■ EXERCISE BRIEF
Return these lines exactly as they are, covering all of the data.

■ Element location data

=-=-=-=-=

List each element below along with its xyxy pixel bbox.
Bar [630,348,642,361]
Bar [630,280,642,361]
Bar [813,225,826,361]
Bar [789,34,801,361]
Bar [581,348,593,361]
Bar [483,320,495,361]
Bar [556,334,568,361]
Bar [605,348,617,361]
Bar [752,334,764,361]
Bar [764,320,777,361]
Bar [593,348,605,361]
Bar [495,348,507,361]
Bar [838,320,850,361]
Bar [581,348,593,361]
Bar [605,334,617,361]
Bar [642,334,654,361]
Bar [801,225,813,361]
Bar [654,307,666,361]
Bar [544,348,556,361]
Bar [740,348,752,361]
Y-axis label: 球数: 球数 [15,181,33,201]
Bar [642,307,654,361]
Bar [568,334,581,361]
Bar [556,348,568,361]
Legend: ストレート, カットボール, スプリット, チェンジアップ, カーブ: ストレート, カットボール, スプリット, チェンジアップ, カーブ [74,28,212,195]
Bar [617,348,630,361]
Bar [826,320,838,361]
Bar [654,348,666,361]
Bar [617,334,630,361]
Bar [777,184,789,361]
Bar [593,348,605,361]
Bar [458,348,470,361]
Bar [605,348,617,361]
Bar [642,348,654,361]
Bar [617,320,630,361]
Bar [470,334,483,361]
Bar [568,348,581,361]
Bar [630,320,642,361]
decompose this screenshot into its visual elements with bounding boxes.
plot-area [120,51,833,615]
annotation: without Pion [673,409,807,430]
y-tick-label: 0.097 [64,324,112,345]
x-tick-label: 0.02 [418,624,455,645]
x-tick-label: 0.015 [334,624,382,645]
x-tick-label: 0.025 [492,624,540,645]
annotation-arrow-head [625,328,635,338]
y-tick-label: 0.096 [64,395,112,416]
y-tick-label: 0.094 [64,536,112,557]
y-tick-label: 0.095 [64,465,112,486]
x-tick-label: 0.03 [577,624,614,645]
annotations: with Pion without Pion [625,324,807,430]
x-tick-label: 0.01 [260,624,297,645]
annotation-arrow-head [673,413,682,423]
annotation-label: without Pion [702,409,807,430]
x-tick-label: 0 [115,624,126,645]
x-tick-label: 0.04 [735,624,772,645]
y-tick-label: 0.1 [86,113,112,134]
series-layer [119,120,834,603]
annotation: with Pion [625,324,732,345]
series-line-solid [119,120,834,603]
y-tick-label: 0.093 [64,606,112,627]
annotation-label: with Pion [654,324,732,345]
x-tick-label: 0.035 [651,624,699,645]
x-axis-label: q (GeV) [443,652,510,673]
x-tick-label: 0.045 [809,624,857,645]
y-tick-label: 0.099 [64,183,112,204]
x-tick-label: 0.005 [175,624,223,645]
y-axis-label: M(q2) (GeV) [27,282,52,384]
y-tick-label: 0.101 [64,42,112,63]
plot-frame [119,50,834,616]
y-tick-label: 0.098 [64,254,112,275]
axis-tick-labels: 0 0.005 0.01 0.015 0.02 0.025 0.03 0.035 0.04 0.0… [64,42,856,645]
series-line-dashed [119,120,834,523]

=-=-=-=-=

■ ANSWER TO THIS TASK
List each element below along with its xyxy pixel bbox.
Bar [630,348,642,361]
Bar [630,280,642,361]
Bar [813,225,826,361]
Bar [789,34,801,361]
Bar [581,348,593,361]
Bar [483,320,495,361]
Bar [556,334,568,361]
Bar [605,348,617,361]
Bar [752,334,764,361]
Bar [764,320,777,361]
Bar [593,348,605,361]
Bar [495,348,507,361]
Bar [838,320,850,361]
Bar [581,348,593,361]
Bar [605,334,617,361]
Bar [642,334,654,361]
Bar [801,225,813,361]
Bar [654,307,666,361]
Bar [544,348,556,361]
Bar [740,348,752,361]
Y-axis label: 球数: 球数 [15,181,33,201]
Bar [642,307,654,361]
Bar [568,334,581,361]
Bar [556,348,568,361]
Legend: ストレート, カットボール, スプリット, チェンジアップ, カーブ: ストレート, カットボール, スプリット, チェンジアップ, カーブ [74,28,212,195]
Bar [617,348,630,361]
Bar [826,320,838,361]
Bar [654,348,666,361]
Bar [617,334,630,361]
Bar [777,184,789,361]
Bar [593,348,605,361]
Bar [458,348,470,361]
Bar [605,348,617,361]
Bar [642,348,654,361]
Bar [617,320,630,361]
Bar [470,334,483,361]
Bar [568,348,581,361]
Bar [630,320,642,361]
decompose this screenshot into its visual elements with bounding boxes.
plot-area [120,51,833,615]
annotation: without Pion [673,409,807,430]
y-tick-label: 0.097 [64,324,112,345]
x-tick-label: 0.02 [418,624,455,645]
x-tick-label: 0.015 [334,624,382,645]
x-tick-label: 0.025 [492,624,540,645]
annotation-arrow-head [625,328,635,338]
y-tick-label: 0.096 [64,395,112,416]
y-tick-label: 0.094 [64,536,112,557]
y-tick-label: 0.095 [64,465,112,486]
x-tick-label: 0.03 [577,624,614,645]
annotations: with Pion without Pion [625,324,807,430]
x-tick-label: 0.01 [260,624,297,645]
annotation-arrow-head [673,413,682,423]
annotation-label: without Pion [702,409,807,430]
x-tick-label: 0 [115,624,126,645]
x-tick-label: 0.04 [735,624,772,645]
y-tick-label: 0.1 [86,113,112,134]
series-layer [119,120,834,603]
annotation: with Pion [625,324,732,345]
series-line-solid [119,120,834,603]
y-tick-label: 0.093 [64,606,112,627]
annotation-label: with Pion [654,324,732,345]
x-tick-label: 0.035 [651,624,699,645]
x-axis-label: q (GeV) [443,652,510,673]
x-tick-label: 0.045 [809,624,857,645]
y-tick-label: 0.099 [64,183,112,204]
x-tick-label: 0.005 [175,624,223,645]
y-axis-label: M(q2) (GeV) [27,282,52,384]
y-tick-label: 0.101 [64,42,112,63]
plot-frame [119,50,834,616]
y-tick-label: 0.098 [64,254,112,275]
axis-tick-labels: 0 0.005 0.01 0.015 0.02 0.025 0.03 0.035 0.04 0.0… [64,42,856,645]
series-line-dashed [119,120,834,523]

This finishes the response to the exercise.